Transcribe all records exactly.

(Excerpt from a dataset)

+++

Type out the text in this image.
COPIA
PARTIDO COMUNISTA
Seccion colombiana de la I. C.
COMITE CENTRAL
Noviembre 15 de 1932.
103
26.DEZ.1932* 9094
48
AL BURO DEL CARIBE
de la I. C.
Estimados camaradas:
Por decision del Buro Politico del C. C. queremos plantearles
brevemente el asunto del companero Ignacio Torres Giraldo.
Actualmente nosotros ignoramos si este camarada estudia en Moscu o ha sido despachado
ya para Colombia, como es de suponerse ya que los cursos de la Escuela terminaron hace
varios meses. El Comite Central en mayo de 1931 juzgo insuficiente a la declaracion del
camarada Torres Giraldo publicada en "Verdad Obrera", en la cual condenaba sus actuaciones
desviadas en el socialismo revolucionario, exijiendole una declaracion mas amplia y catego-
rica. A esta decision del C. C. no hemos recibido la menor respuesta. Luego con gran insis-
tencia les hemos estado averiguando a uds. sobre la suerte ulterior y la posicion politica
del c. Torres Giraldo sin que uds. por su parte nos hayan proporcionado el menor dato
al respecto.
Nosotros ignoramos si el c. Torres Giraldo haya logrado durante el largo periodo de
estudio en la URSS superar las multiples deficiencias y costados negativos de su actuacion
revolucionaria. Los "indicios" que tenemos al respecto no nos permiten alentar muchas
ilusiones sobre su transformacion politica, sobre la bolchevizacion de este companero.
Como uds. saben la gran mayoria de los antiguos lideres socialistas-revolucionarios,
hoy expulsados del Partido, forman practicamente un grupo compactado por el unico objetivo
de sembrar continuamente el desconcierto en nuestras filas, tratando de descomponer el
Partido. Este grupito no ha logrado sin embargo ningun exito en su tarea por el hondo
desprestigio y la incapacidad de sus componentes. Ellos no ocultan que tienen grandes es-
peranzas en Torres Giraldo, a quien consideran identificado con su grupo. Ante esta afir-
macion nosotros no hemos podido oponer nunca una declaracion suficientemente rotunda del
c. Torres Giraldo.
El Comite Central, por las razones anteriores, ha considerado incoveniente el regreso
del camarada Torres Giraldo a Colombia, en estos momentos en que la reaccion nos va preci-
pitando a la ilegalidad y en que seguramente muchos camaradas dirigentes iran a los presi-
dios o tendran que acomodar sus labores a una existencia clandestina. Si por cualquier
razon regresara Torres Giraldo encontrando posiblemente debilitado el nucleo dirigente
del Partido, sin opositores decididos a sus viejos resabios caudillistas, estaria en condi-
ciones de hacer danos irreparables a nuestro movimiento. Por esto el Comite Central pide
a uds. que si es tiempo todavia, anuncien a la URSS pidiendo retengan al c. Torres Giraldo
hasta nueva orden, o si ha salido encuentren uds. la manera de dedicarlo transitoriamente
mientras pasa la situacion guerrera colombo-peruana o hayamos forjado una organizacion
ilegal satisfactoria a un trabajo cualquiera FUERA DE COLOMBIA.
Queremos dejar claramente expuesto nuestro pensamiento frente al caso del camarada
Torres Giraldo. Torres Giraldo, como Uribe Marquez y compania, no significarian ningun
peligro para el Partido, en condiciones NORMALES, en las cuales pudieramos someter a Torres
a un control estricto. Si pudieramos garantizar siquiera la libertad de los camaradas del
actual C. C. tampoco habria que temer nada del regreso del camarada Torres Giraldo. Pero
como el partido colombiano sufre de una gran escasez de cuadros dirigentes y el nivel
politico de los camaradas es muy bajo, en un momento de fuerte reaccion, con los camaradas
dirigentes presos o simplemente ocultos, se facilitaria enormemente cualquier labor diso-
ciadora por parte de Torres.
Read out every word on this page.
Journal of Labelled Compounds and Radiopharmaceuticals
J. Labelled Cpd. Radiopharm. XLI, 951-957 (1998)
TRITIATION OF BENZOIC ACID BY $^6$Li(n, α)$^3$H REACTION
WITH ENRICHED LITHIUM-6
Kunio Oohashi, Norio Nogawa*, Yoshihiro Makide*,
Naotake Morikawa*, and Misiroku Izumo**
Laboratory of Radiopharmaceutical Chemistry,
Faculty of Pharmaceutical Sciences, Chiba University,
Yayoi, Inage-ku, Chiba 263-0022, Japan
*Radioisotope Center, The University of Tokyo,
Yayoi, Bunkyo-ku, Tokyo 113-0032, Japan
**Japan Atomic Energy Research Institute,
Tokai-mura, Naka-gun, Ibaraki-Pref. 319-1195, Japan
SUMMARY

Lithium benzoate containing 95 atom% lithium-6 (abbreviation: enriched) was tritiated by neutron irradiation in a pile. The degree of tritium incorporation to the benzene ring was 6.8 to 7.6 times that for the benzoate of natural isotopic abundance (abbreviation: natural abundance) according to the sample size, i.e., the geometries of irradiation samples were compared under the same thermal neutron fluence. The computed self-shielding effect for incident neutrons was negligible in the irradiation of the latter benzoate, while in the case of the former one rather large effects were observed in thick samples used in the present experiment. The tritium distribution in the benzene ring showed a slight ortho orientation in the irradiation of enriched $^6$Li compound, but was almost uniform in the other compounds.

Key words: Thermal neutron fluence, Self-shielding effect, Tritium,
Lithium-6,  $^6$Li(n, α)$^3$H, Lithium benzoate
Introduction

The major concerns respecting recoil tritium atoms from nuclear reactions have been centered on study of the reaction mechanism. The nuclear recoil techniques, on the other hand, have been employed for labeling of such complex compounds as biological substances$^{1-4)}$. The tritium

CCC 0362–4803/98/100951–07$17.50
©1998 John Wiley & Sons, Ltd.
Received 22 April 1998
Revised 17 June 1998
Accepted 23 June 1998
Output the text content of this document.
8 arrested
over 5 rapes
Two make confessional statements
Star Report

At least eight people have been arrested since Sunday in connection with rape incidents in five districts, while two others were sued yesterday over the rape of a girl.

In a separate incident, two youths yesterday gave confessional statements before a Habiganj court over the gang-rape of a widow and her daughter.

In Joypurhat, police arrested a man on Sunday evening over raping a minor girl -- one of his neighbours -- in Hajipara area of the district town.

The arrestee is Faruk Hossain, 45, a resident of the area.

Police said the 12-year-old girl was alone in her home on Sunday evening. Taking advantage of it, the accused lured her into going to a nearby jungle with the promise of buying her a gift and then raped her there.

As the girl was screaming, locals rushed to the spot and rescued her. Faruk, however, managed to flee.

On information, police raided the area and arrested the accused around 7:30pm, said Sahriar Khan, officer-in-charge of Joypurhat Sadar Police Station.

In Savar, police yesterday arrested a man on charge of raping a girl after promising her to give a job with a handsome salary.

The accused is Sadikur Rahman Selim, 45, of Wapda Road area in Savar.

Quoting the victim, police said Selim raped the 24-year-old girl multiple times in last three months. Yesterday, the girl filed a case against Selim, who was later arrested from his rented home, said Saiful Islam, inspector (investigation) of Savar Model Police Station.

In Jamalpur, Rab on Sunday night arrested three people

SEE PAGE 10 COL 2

+++

• [Result of the task]:
Type out the text in this image.
COPIA
PARTIDO COMUNISTA
Seccion colombiana de la I. C.
COMITE CENTRAL
Noviembre 15 de 1932.
103
26.DEZ.1932* 9094
48
AL BURO DEL CARIBE
de la I. C.
Estimados camaradas:
Por decision del Buro Politico del C. C. queremos plantearles
brevemente el asunto del companero Ignacio Torres Giraldo.
Actualmente nosotros ignoramos si este camarada estudia en Moscu o ha sido despachado
ya para Colombia, como es de suponerse ya que los cursos de la Escuela terminaron hace
varios meses. El Comite Central en mayo de 1931 juzgo insuficiente a la declaracion del
camarada Torres Giraldo publicada en "Verdad Obrera", en la cual condenaba sus actuaciones
desviadas en el socialismo revolucionario, exijiendole una declaracion mas amplia y catego-
rica. A esta decision del C. C. no hemos recibido la menor respuesta. Luego con gran insis-
tencia les hemos estado averiguando a uds. sobre la suerte ulterior y la posicion politica
del c. Torres Giraldo sin que uds. por su parte nos hayan proporcionado el menor dato
al respecto.
Nosotros ignoramos si el c. Torres Giraldo haya logrado durante el largo periodo de
estudio en la URSS superar las multiples deficiencias y costados negativos de su actuacion
revolucionaria. Los "indicios" que tenemos al respecto no nos permiten alentar muchas
ilusiones sobre su transformacion politica, sobre la bolchevizacion de este companero.
Como uds. saben la gran mayoria de los antiguos lideres socialistas-revolucionarios,
hoy expulsados del Partido, forman practicamente un grupo compactado por el unico objetivo
de sembrar continuamente el desconcierto en nuestras filas, tratando de descomponer el
Partido. Este grupito no ha logrado sin embargo ningun exito en su tarea por el hondo
desprestigio y la incapacidad de sus componentes. Ellos no ocultan que tienen grandes es-
peranzas en Torres Giraldo, a quien consideran identificado con su grupo. Ante esta afir-
macion nosotros no hemos podido oponer nunca una declaracion suficientemente rotunda del
c. Torres Giraldo.
El Comite Central, por las razones anteriores, ha considerado incoveniente el regreso
del camarada Torres Giraldo a Colombia, en estos momentos en que la reaccion nos va preci-
pitando a la ilegalidad y en que seguramente muchos camaradas dirigentes iran a los presi-
dios o tendran que acomodar sus labores a una existencia clandestina. Si por cualquier
razon regresara Torres Giraldo encontrando posiblemente debilitado el nucleo dirigente
del Partido, sin opositores decididos a sus viejos resabios caudillistas, estaria en condi-
ciones de hacer danos irreparables a nuestro movimiento. Por esto el Comite Central pide
a uds. que si es tiempo todavia, anuncien a la URSS pidiendo retengan al c. Torres Giraldo
hasta nueva orden, o si ha salido encuentren uds. la manera de dedicarlo transitoriamente
mientras pasa la situacion guerrera colombo-peruana o hayamos forjado una organizacion
ilegal satisfactoria a un trabajo cualquiera FUERA DE COLOMBIA.
Queremos dejar claramente expuesto nuestro pensamiento frente al caso del camarada
Torres Giraldo. Torres Giraldo, como Uribe Marquez y compania, no significarian ningun
peligro para el Partido, en condiciones NORMALES, en las cuales pudieramos someter a Torres
a un control estricto. Si pudieramos garantizar siquiera la libertad de los camaradas del
actual C. C. tampoco habria que temer nada del regreso del camarada Torres Giraldo. Pero
como el partido colombiano sufre de una gran escasez de cuadros dirigentes y el nivel
politico de los camaradas es muy bajo, en un momento de fuerte reaccion, con los camaradas
dirigentes presos o simplemente ocultos, se facilitaria enormemente cualquier labor diso-
ciadora por parte de Torres.
Read out every word on this page.
Journal of Labelled Compounds and Radiopharmaceuticals
J. Labelled Cpd. Radiopharm. XLI, 951-957 (1998)
TRITIATION OF BENZOIC ACID BY $^6$Li(n, α)$^3$H REACTION
WITH ENRICHED LITHIUM-6
Kunio Oohashi, Norio Nogawa*, Yoshihiro Makide*,
Naotake Morikawa*, and Misiroku Izumo**
Laboratory of Radiopharmaceutical Chemistry,
Faculty of Pharmaceutical Sciences, Chiba University,
Yayoi, Inage-ku, Chiba 263-0022, Japan
*Radioisotope Center, The University of Tokyo,
Yayoi, Bunkyo-ku, Tokyo 113-0032, Japan
**Japan Atomic Energy Research Institute,
Tokai-mura, Naka-gun, Ibaraki-Pref. 319-1195, Japan
SUMMARY

Lithium benzoate containing 95 atom% lithium-6 (abbreviation: enriched) was tritiated by neutron irradiation in a pile. The degree of tritium incorporation to the benzene ring was 6.8 to 7.6 times that for the benzoate of natural isotopic abundance (abbreviation: natural abundance) according to the sample size, i.e., the geometries of irradiation samples were compared under the same thermal neutron fluence. The computed self-shielding effect for incident neutrons was negligible in the irradiation of the latter benzoate, while in the case of the former one rather large effects were observed in thick samples used in the present experiment. The tritium distribution in the benzene ring showed a slight ortho orientation in the irradiation of enriched $^6$Li compound, but was almost uniform in the other compounds.

Key words: Thermal neutron fluence, Self-shielding effect, Tritium,
Lithium-6,  $^6$Li(n, α)$^3$H, Lithium benzoate
Introduction

The major concerns respecting recoil tritium atoms from nuclear reactions have been centered on study of the reaction mechanism. The nuclear recoil techniques, on the other hand, have been employed for labeling of such complex compounds as biological substances$^{1-4)}$. The tritium

CCC 0362–4803/98/100951–07$17.50
©1998 John Wiley & Sons, Ltd.
Received 22 April 1998
Revised 17 June 1998
Accepted 23 June 1998
Output the text content of this document.
8 arrested
over 5 rapes
Two make confessional statements
Star Report

At least eight people have been arrested since Sunday in connection with rape incidents in five districts, while two others were sued yesterday over the rape of a girl.

In a separate incident, two youths yesterday gave confessional statements before a Habiganj court over the gang-rape of a widow and her daughter.

In Joypurhat, police arrested a man on Sunday evening over raping a minor girl -- one of his neighbours -- in Hajipara area of the district town.

The arrestee is Faruk Hossain, 45, a resident of the area.

Police said the 12-year-old girl was alone in her home on Sunday evening. Taking advantage of it, the accused lured her into going to a nearby jungle with the promise of buying her a gift and then raped her there.

As the girl was screaming, locals rushed to the spot and rescued her. Faruk, however, managed to flee.

On information, police raided the area and arrested the accused around 7:30pm, said Sahriar Khan, officer-in-charge of Joypurhat Sadar Police Station.

In Savar, police yesterday arrested a man on charge of raping a girl after promising her to give a job with a handsome salary.

The accused is Sadikur Rahman Selim, 45, of Wapda Road area in Savar.

Quoting the victim, police said Selim raped the 24-year-old girl multiple times in last three months. Yesterday, the girl filed a case against Selim, who was later arrested from his rented home, said Saiful Islam, inspector (investigation) of Savar Model Police Station.

In Jamalpur, Rab on Sunday night arrested three people

SEE PAGE 10 COL 2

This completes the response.